[START Information supplied]

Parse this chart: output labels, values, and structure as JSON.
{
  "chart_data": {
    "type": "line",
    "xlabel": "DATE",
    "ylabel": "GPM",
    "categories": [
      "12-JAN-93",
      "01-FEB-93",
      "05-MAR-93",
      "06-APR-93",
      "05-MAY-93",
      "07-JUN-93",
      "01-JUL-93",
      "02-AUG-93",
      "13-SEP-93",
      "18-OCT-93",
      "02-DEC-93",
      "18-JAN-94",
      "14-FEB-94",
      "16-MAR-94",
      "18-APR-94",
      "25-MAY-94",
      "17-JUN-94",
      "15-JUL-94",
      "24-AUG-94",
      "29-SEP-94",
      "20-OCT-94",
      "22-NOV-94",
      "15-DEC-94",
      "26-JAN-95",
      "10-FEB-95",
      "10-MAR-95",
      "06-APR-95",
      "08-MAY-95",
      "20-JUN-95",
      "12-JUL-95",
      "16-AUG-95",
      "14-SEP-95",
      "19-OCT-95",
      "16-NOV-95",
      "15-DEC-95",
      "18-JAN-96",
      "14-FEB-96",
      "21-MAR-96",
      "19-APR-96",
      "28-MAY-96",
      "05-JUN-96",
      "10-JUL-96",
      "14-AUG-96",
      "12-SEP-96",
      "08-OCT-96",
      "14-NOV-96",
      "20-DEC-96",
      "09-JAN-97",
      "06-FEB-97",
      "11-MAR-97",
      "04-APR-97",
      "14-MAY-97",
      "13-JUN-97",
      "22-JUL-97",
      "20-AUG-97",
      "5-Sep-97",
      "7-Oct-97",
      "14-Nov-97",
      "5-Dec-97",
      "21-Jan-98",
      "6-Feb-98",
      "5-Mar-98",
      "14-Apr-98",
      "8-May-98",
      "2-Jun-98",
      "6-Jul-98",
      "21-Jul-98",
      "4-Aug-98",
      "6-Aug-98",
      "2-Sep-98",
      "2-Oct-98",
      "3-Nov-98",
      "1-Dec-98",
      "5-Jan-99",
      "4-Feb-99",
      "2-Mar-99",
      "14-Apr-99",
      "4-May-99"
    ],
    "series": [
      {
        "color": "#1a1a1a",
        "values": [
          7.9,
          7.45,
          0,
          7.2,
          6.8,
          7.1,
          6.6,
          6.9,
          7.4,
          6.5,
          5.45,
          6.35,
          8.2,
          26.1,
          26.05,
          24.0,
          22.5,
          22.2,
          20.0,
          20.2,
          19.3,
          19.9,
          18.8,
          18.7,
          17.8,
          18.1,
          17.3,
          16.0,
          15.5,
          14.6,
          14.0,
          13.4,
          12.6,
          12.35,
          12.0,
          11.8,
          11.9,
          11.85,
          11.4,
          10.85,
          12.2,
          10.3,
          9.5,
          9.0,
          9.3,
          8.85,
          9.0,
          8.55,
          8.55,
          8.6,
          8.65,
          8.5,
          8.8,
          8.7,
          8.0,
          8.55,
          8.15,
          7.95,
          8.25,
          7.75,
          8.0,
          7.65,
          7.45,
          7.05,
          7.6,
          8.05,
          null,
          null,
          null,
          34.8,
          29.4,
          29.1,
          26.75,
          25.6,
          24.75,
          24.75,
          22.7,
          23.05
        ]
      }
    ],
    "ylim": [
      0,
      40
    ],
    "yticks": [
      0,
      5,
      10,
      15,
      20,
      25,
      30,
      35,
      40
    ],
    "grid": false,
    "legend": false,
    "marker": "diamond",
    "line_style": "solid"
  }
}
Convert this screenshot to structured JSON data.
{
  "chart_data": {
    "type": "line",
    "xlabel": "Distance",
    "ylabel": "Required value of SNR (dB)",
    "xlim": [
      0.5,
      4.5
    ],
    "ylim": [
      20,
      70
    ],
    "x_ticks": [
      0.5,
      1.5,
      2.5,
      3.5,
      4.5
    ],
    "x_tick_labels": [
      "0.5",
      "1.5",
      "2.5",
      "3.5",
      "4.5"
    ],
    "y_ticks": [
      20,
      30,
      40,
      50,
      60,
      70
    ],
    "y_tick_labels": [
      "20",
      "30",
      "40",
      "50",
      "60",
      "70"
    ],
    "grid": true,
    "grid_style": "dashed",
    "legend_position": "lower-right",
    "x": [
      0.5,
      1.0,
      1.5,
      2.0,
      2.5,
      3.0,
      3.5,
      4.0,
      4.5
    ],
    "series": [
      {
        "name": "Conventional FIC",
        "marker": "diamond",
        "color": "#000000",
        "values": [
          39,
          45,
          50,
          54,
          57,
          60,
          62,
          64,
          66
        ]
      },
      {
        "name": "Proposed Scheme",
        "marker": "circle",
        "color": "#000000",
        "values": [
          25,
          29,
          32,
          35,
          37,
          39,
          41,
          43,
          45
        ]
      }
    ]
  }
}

[END Information supplied]

■ Direction
Pick out and copy the lines of the material that include the word "name".

■ Exercise solution
        "name": "Conventional FIC",
        "name": "Proposed Scheme",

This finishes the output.